What to work on:
In the lines below, swap "elapsed-timer" for "game-timer" and reproduce them with nothing else altered.

[Page element annotations]
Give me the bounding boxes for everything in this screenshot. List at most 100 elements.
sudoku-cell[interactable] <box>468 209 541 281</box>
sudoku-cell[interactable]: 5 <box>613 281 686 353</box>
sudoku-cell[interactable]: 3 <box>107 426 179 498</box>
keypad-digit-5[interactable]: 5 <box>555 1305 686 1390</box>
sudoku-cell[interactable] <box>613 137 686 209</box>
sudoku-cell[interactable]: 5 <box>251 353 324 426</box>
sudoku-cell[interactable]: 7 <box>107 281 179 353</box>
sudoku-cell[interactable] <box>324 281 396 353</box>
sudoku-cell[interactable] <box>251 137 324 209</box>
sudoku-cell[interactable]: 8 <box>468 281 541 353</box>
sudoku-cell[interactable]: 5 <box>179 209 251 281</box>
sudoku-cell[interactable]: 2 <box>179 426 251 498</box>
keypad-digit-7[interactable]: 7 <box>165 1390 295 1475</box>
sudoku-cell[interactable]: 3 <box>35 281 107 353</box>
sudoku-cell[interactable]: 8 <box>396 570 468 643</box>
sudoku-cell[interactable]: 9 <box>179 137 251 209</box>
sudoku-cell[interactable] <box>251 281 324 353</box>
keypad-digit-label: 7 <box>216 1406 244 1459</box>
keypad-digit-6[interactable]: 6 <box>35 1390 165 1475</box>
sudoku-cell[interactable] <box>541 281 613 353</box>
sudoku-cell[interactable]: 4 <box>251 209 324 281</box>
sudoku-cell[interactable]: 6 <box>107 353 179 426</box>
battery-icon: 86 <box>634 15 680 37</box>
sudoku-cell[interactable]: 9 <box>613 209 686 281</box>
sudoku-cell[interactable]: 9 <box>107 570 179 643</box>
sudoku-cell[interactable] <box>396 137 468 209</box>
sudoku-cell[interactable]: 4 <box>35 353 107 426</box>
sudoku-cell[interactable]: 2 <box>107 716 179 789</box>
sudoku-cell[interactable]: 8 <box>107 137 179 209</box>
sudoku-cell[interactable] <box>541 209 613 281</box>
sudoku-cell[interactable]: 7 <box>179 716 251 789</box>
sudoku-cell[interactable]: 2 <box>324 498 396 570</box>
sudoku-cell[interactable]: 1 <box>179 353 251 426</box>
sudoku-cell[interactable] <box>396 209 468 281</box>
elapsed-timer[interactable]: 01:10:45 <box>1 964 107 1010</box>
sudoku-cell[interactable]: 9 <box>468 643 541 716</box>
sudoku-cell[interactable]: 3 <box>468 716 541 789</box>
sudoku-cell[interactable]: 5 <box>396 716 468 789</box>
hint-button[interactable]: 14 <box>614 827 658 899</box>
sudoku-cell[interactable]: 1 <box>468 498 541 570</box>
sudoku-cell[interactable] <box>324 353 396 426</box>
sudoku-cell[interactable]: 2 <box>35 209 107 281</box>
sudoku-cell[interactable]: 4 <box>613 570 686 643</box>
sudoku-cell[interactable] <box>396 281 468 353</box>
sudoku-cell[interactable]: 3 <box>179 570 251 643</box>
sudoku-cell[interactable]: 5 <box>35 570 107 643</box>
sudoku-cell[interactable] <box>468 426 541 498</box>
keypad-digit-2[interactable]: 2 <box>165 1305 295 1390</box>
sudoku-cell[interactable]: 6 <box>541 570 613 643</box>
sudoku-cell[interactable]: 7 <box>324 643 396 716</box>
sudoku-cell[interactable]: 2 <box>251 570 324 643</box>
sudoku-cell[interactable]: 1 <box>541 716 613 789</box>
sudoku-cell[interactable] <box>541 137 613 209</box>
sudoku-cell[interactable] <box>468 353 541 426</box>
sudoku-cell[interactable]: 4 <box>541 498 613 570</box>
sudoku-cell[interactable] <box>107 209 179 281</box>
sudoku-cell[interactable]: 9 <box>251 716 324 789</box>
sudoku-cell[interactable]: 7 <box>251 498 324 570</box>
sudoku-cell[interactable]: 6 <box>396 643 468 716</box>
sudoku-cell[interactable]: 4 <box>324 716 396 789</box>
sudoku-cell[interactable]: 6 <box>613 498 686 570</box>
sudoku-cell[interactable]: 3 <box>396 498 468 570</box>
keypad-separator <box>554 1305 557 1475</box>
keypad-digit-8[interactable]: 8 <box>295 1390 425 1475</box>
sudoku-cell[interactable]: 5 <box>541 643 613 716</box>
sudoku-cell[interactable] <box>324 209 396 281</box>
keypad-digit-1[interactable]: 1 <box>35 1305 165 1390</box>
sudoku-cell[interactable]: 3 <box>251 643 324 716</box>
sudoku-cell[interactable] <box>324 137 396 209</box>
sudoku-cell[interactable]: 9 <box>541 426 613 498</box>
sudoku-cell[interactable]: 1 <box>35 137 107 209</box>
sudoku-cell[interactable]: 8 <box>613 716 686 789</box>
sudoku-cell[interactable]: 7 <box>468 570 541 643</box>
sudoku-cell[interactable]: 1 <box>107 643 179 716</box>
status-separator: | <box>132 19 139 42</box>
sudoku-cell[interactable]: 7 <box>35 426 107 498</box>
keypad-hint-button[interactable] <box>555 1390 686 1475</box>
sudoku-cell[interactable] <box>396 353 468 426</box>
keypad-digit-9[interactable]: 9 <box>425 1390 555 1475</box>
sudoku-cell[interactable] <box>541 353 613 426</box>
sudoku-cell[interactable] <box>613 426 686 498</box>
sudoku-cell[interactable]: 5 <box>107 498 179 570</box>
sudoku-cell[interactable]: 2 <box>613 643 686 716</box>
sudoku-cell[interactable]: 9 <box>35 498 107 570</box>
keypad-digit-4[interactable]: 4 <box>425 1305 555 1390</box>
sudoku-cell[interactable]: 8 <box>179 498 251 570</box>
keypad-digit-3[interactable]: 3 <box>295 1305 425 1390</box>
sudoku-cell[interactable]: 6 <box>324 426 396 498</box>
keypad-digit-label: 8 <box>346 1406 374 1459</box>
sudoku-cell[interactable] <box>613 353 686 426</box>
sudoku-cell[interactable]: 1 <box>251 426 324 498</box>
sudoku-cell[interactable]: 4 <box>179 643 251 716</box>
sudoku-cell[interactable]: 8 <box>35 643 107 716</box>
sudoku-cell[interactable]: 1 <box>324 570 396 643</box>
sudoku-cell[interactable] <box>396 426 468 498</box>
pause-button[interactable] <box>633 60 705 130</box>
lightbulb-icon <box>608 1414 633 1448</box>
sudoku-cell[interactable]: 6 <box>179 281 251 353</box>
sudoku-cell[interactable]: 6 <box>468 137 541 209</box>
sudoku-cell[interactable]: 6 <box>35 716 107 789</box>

Task output:
Give me the bounding boxes for everything in this screenshot. List at most 100 elements.
sudoku-cell[interactable] <box>468 209 541 281</box>
sudoku-cell[interactable]: 5 <box>613 281 686 353</box>
sudoku-cell[interactable]: 3 <box>107 426 179 498</box>
keypad-digit-5[interactable]: 5 <box>555 1305 686 1390</box>
sudoku-cell[interactable] <box>613 137 686 209</box>
sudoku-cell[interactable]: 5 <box>251 353 324 426</box>
sudoku-cell[interactable]: 7 <box>107 281 179 353</box>
sudoku-cell[interactable] <box>324 281 396 353</box>
sudoku-cell[interactable] <box>251 137 324 209</box>
sudoku-cell[interactable]: 8 <box>468 281 541 353</box>
sudoku-cell[interactable]: 5 <box>179 209 251 281</box>
sudoku-cell[interactable]: 2 <box>179 426 251 498</box>
keypad-digit-7[interactable]: 7 <box>165 1390 295 1475</box>
sudoku-cell[interactable]: 3 <box>35 281 107 353</box>
sudoku-cell[interactable]: 8 <box>396 570 468 643</box>
sudoku-cell[interactable]: 9 <box>179 137 251 209</box>
sudoku-cell[interactable] <box>251 281 324 353</box>
keypad-digit-label: 7 <box>216 1406 244 1459</box>
keypad-digit-6[interactable]: 6 <box>35 1390 165 1475</box>
sudoku-cell[interactable] <box>541 281 613 353</box>
sudoku-cell[interactable]: 4 <box>251 209 324 281</box>
sudoku-cell[interactable]: 6 <box>107 353 179 426</box>
battery-icon: 86 <box>634 15 680 37</box>
sudoku-cell[interactable]: 9 <box>613 209 686 281</box>
sudoku-cell[interactable]: 9 <box>107 570 179 643</box>
sudoku-cell[interactable] <box>396 137 468 209</box>
sudoku-cell[interactable]: 4 <box>35 353 107 426</box>
sudoku-cell[interactable]: 2 <box>107 716 179 789</box>
sudoku-cell[interactable]: 8 <box>107 137 179 209</box>
sudoku-cell[interactable] <box>541 209 613 281</box>
sudoku-cell[interactable]: 7 <box>179 716 251 789</box>
sudoku-cell[interactable]: 2 <box>324 498 396 570</box>
sudoku-cell[interactable]: 1 <box>179 353 251 426</box>
sudoku-cell[interactable] <box>396 209 468 281</box>
game-timer[interactable]: 01:10:45 <box>1 964 107 1010</box>
sudoku-cell[interactable]: 9 <box>468 643 541 716</box>
sudoku-cell[interactable]: 3 <box>468 716 541 789</box>
sudoku-cell[interactable]: 5 <box>396 716 468 789</box>
hint-button[interactable]: 14 <box>614 827 658 899</box>
sudoku-cell[interactable]: 1 <box>468 498 541 570</box>
sudoku-cell[interactable] <box>324 353 396 426</box>
sudoku-cell[interactable]: 2 <box>35 209 107 281</box>
sudoku-cell[interactable]: 4 <box>613 570 686 643</box>
sudoku-cell[interactable] <box>396 281 468 353</box>
sudoku-cell[interactable]: 3 <box>179 570 251 643</box>
sudoku-cell[interactable]: 5 <box>35 570 107 643</box>
sudoku-cell[interactable] <box>468 426 541 498</box>
keypad-digit-2[interactable]: 2 <box>165 1305 295 1390</box>
sudoku-cell[interactable]: 6 <box>541 570 613 643</box>
sudoku-cell[interactable]: 7 <box>324 643 396 716</box>
sudoku-cell[interactable]: 2 <box>251 570 324 643</box>
sudoku-cell[interactable]: 1 <box>541 716 613 789</box>
sudoku-cell[interactable] <box>541 137 613 209</box>
sudoku-cell[interactable] <box>468 353 541 426</box>
sudoku-cell[interactable]: 4 <box>541 498 613 570</box>
sudoku-cell[interactable] <box>107 209 179 281</box>
sudoku-cell[interactable]: 9 <box>251 716 324 789</box>
sudoku-cell[interactable]: 7 <box>251 498 324 570</box>
sudoku-cell[interactable]: 6 <box>396 643 468 716</box>
sudoku-cell[interactable]: 4 <box>324 716 396 789</box>
sudoku-cell[interactable]: 6 <box>613 498 686 570</box>
sudoku-cell[interactable]: 3 <box>396 498 468 570</box>
keypad-separator <box>554 1305 557 1475</box>
keypad-digit-8[interactable]: 8 <box>295 1390 425 1475</box>
sudoku-cell[interactable]: 5 <box>541 643 613 716</box>
sudoku-cell[interactable] <box>324 209 396 281</box>
keypad-digit-1[interactable]: 1 <box>35 1305 165 1390</box>
sudoku-cell[interactable]: 3 <box>251 643 324 716</box>
sudoku-cell[interactable] <box>324 137 396 209</box>
sudoku-cell[interactable]: 9 <box>541 426 613 498</box>
sudoku-cell[interactable]: 1 <box>35 137 107 209</box>
sudoku-cell[interactable]: 8 <box>613 716 686 789</box>
sudoku-cell[interactable]: 7 <box>468 570 541 643</box>
sudoku-cell[interactable]: 1 <box>107 643 179 716</box>
status-separator: | <box>132 19 139 42</box>
sudoku-cell[interactable]: 7 <box>35 426 107 498</box>
keypad-hint-button[interactable] <box>555 1390 686 1475</box>
sudoku-cell[interactable] <box>396 353 468 426</box>
keypad-digit-9[interactable]: 9 <box>425 1390 555 1475</box>
sudoku-cell[interactable] <box>541 353 613 426</box>
sudoku-cell[interactable] <box>613 426 686 498</box>
sudoku-cell[interactable]: 5 <box>107 498 179 570</box>
sudoku-cell[interactable]: 2 <box>613 643 686 716</box>
sudoku-cell[interactable]: 9 <box>35 498 107 570</box>
keypad-digit-4[interactable]: 4 <box>425 1305 555 1390</box>
sudoku-cell[interactable]: 8 <box>179 498 251 570</box>
keypad-digit-3[interactable]: 3 <box>295 1305 425 1390</box>
sudoku-cell[interactable]: 6 <box>324 426 396 498</box>
keypad-digit-label: 8 <box>346 1406 374 1459</box>
sudoku-cell[interactable] <box>613 353 686 426</box>
sudoku-cell[interactable]: 1 <box>251 426 324 498</box>
sudoku-cell[interactable]: 4 <box>179 643 251 716</box>
sudoku-cell[interactable]: 8 <box>35 643 107 716</box>
sudoku-cell[interactable]: 1 <box>324 570 396 643</box>
sudoku-cell[interactable] <box>396 426 468 498</box>
pause-button[interactable] <box>633 60 705 130</box>
lightbulb-icon <box>608 1414 633 1448</box>
sudoku-cell[interactable]: 6 <box>179 281 251 353</box>
sudoku-cell[interactable]: 6 <box>468 137 541 209</box>
sudoku-cell[interactable]: 6 <box>35 716 107 789</box>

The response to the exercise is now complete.